• _The tasks_
1. In the account of gambling addiction below, in what city and year did the writer start gambling?
2. Write a continuation of the account of gambling addiction below, picking up after its final sentence.

• _Given text_
** BEGIN **
I'm a 31 year old male and I have gambled once in the last seven months. The profound effect after years of gambling it is having is amazing and I want everyone to feel this.
I started when I went to Las Vegas back in 2010. I got hooked by roulette it took away all my pain and left it on the side. I was overcome, the lights the spin of the ball, the privateness of gambling appealed to me. It was me and the table that was it.
On returning to the UK I used Internet roulette, and the machines in the bookies. I won ten grand one day, all gone within a week back on the table. My despair lasted until I could get my fix. My life was falling apart. I was in tonnes of debt. Taking money off my mum like it was going out of fashion. The depravities I sank to make my stomach drop just thinking about it.
** END **
• _Record set_
** BEGIN **
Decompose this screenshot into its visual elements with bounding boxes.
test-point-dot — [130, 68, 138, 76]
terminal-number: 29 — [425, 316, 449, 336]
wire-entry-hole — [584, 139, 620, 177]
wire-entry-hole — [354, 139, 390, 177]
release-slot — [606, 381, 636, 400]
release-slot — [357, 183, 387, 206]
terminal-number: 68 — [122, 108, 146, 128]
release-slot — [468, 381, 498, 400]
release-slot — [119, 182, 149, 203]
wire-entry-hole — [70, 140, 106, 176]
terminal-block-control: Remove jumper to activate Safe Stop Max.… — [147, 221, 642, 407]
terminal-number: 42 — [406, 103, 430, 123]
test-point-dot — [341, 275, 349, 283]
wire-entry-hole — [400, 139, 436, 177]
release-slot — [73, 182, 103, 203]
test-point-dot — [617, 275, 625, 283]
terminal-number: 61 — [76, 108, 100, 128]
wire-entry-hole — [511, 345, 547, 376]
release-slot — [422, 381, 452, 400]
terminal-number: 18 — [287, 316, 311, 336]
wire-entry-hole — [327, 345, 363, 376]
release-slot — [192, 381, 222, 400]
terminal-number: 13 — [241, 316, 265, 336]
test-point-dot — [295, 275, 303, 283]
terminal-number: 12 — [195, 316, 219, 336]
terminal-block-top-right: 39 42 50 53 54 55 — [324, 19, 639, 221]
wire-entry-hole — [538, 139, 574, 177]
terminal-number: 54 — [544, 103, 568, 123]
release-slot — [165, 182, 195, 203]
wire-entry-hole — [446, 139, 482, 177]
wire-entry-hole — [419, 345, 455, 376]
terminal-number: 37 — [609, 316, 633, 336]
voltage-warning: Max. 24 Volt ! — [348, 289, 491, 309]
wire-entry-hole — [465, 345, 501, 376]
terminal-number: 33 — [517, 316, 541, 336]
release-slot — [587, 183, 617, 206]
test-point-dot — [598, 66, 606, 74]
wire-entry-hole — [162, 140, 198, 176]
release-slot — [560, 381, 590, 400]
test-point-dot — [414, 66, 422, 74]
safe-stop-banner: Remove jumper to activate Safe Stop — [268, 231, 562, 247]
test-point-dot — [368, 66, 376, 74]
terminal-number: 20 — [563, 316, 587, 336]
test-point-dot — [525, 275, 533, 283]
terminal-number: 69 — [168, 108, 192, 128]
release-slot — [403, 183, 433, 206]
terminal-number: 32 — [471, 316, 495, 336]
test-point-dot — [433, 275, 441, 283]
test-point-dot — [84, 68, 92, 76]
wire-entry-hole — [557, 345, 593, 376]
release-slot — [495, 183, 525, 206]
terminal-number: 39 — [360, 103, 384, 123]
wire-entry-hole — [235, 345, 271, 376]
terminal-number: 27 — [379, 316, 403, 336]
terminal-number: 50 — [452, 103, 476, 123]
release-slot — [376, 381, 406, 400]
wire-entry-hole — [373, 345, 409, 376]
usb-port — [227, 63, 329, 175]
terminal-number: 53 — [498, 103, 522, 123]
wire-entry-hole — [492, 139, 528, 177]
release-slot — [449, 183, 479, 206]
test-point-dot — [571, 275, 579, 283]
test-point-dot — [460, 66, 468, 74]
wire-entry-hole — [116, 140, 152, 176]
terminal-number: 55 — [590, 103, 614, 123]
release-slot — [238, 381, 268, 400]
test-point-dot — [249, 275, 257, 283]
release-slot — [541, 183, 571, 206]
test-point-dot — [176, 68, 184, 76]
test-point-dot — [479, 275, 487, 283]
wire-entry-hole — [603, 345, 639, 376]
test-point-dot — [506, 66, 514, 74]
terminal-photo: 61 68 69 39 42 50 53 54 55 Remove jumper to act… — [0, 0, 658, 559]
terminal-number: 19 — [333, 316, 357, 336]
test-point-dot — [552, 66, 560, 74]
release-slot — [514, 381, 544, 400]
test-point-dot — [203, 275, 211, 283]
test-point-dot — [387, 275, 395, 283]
** END **
• _Outputs by task_
1. Las Vegas, in 2010.

2.
I hated myself more and more. I decided enough was enough and that I could blame my pain for this or I could deal with the things that were going wrong and address them separately. Slowly over time I made small changes (still gambling) but the extent lessened. I started to see that the small changes I was making had an effect. At the time it feels like nothing you feel like it's pointless. I know as a gambler my imagination is wild. I just looked at my life and saw it was nowhere near where I wanted to be, so all these little changes I was making took around three years to get me where I am today.
I promise you one thing: gambling for me was to do with how I felt about myself and pain I hadn't dealt with in my life. When I had sorted these the buzz of gambling didn't seem so alluring.
I don't know if this is going to help anyone but I just wanted to write it, even if it sparks off one idea on someone (like many posts I've read have).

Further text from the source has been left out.